------ INFORMATION SHOWN ------
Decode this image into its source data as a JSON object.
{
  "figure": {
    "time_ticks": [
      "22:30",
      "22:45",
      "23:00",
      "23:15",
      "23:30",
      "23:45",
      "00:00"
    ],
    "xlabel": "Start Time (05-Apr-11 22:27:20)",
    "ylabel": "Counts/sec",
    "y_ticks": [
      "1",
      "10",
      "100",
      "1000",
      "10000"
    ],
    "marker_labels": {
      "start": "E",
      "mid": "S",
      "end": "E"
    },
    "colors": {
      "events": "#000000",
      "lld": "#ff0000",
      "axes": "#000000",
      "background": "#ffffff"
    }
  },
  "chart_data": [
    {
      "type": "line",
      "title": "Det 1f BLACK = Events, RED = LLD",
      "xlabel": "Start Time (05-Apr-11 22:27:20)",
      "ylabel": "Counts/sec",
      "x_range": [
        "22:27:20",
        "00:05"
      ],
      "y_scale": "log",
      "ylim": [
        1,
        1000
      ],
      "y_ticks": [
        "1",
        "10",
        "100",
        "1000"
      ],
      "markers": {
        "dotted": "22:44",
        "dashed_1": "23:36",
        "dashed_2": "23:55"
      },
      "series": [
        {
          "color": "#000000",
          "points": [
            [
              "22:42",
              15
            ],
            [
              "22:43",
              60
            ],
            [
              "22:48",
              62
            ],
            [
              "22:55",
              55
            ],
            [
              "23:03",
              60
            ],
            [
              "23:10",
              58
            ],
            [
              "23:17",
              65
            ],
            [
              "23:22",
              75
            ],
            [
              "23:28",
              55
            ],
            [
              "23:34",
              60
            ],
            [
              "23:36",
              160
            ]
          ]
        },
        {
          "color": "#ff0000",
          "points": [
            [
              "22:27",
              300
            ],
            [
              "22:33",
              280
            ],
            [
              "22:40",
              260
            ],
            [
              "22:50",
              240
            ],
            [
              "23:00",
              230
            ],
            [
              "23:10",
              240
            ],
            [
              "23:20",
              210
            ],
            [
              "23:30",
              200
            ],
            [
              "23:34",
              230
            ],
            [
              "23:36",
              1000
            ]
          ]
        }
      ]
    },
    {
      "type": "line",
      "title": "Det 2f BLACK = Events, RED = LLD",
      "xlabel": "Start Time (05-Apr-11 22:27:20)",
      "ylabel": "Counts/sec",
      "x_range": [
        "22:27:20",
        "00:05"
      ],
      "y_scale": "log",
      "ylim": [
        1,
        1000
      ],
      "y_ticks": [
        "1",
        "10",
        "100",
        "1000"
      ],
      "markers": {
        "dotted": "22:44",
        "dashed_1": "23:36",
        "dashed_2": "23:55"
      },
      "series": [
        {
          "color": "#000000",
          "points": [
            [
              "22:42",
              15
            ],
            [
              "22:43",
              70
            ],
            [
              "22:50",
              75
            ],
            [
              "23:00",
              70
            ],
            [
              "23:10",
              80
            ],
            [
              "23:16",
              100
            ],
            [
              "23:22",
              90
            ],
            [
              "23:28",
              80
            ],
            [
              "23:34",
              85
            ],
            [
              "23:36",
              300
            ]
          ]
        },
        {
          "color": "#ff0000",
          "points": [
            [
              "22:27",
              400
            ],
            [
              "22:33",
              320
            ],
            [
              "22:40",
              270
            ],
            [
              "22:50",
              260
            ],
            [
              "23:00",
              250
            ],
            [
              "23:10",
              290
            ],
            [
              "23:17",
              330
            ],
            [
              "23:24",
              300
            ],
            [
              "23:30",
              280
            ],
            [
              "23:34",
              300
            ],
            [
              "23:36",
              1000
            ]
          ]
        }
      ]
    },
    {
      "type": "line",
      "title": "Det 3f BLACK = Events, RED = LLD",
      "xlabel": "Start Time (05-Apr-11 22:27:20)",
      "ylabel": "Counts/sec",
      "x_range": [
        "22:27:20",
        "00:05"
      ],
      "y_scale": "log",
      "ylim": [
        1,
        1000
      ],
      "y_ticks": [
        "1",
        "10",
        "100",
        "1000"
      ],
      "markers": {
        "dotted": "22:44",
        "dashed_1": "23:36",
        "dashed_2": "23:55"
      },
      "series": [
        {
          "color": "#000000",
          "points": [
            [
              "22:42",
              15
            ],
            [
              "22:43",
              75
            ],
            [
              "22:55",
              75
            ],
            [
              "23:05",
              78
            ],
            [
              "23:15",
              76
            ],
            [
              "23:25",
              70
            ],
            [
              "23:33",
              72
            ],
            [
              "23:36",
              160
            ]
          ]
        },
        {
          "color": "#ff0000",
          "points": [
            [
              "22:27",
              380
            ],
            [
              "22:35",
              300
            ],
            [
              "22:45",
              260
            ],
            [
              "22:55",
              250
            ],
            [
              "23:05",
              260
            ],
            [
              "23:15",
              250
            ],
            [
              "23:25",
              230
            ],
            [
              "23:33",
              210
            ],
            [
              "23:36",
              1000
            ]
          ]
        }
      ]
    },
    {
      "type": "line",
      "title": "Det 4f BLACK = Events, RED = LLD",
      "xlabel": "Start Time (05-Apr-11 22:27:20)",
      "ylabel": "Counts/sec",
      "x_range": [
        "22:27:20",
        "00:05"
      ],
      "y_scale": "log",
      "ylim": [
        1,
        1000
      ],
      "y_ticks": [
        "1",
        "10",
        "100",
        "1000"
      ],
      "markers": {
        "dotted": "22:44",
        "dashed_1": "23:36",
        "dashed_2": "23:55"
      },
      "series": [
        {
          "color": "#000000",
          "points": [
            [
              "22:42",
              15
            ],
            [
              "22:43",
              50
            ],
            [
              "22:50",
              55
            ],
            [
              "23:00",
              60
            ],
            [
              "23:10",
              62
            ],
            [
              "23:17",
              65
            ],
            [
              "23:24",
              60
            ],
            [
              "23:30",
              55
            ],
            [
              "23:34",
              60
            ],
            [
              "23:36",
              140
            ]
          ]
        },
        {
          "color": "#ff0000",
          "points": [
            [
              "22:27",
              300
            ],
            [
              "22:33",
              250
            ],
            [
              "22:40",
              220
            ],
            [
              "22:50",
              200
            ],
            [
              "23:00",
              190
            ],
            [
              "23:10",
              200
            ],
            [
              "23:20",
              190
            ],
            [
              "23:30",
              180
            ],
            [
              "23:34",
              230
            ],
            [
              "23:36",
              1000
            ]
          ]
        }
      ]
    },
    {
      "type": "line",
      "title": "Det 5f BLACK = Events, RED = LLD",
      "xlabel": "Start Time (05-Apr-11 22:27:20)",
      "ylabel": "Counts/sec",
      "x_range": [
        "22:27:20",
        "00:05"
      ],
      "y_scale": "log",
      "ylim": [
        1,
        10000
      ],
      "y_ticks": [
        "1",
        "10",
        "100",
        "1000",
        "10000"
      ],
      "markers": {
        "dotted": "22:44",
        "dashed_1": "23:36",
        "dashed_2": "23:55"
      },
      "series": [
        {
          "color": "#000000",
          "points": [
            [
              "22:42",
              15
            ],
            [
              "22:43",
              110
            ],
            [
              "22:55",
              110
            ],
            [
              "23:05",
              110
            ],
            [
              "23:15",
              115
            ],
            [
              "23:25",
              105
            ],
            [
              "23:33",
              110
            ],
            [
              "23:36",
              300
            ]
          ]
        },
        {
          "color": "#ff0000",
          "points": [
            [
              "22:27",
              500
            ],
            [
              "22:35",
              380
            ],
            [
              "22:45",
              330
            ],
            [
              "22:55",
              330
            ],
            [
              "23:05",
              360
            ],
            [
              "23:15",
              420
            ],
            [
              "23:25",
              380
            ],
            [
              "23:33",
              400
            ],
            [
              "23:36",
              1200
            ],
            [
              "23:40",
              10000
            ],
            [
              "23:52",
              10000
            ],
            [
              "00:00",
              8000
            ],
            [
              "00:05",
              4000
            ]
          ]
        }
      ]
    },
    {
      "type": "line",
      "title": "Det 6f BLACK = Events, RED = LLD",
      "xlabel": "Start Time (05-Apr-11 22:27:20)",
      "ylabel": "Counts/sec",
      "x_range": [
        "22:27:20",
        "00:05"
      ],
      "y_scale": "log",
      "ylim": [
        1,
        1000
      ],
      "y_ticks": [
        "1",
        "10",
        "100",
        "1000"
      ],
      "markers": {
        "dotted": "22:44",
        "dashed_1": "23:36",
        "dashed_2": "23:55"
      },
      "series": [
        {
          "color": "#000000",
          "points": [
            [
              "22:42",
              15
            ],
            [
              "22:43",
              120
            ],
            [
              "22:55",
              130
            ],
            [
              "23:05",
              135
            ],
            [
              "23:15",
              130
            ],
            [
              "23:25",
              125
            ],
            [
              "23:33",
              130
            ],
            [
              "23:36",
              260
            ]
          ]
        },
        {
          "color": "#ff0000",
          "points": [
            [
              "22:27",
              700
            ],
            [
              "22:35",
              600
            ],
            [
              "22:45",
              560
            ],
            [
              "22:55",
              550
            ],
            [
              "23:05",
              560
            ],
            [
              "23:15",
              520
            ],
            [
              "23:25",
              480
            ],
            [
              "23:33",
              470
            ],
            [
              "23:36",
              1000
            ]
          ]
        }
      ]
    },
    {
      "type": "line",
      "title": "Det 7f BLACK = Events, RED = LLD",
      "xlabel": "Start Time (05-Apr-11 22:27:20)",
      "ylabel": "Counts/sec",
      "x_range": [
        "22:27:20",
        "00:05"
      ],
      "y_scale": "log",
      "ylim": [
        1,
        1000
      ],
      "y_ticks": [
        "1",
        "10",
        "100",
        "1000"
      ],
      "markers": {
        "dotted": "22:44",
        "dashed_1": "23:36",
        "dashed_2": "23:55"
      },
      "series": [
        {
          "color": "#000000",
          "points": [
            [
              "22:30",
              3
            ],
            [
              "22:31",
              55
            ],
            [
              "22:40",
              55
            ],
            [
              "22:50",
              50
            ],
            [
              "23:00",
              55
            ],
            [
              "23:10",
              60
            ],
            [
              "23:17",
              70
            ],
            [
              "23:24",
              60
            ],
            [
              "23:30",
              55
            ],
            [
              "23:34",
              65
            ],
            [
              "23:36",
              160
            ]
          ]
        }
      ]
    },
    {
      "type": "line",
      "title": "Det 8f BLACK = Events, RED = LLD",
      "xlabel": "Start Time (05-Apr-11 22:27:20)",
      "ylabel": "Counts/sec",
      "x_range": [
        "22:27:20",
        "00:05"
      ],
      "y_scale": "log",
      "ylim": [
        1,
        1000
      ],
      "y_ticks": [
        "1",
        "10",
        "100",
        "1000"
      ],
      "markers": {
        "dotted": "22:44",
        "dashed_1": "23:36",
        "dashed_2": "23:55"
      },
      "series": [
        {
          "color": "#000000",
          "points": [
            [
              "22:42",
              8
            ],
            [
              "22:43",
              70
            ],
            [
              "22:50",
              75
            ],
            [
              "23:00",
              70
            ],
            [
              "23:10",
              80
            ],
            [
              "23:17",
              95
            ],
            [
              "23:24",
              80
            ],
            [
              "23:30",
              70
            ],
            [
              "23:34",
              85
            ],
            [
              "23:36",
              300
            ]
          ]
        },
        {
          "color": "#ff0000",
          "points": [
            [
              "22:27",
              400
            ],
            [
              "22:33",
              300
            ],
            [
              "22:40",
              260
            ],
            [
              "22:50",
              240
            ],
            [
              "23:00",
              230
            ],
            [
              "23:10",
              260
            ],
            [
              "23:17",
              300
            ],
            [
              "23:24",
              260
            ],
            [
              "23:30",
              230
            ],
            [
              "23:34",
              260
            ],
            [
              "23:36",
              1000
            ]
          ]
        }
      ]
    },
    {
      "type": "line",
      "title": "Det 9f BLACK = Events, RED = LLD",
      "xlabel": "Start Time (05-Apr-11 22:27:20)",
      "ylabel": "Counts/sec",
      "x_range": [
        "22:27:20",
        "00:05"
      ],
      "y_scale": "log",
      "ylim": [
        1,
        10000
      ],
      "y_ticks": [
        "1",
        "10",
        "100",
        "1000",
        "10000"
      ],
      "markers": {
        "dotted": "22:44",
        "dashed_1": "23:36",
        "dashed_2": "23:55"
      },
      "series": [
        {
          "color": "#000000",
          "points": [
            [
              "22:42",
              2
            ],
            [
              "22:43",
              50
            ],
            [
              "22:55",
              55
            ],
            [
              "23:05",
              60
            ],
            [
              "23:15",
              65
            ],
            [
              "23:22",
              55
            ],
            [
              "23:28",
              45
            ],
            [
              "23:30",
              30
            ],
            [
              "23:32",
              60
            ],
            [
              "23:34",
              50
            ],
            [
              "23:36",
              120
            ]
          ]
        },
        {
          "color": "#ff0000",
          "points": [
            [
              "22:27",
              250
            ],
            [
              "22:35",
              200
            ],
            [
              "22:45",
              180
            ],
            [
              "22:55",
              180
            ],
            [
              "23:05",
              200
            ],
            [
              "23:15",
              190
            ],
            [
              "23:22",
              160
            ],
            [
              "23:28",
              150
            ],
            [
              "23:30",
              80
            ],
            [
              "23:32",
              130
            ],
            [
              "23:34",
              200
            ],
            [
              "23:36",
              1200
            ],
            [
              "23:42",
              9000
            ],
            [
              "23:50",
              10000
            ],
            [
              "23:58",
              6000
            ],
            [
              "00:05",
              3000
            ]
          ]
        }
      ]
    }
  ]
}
------
Check each line of the data above for the string "title", then report how many lines have it, with no other words.

- EXERCISE RESPONSE -
9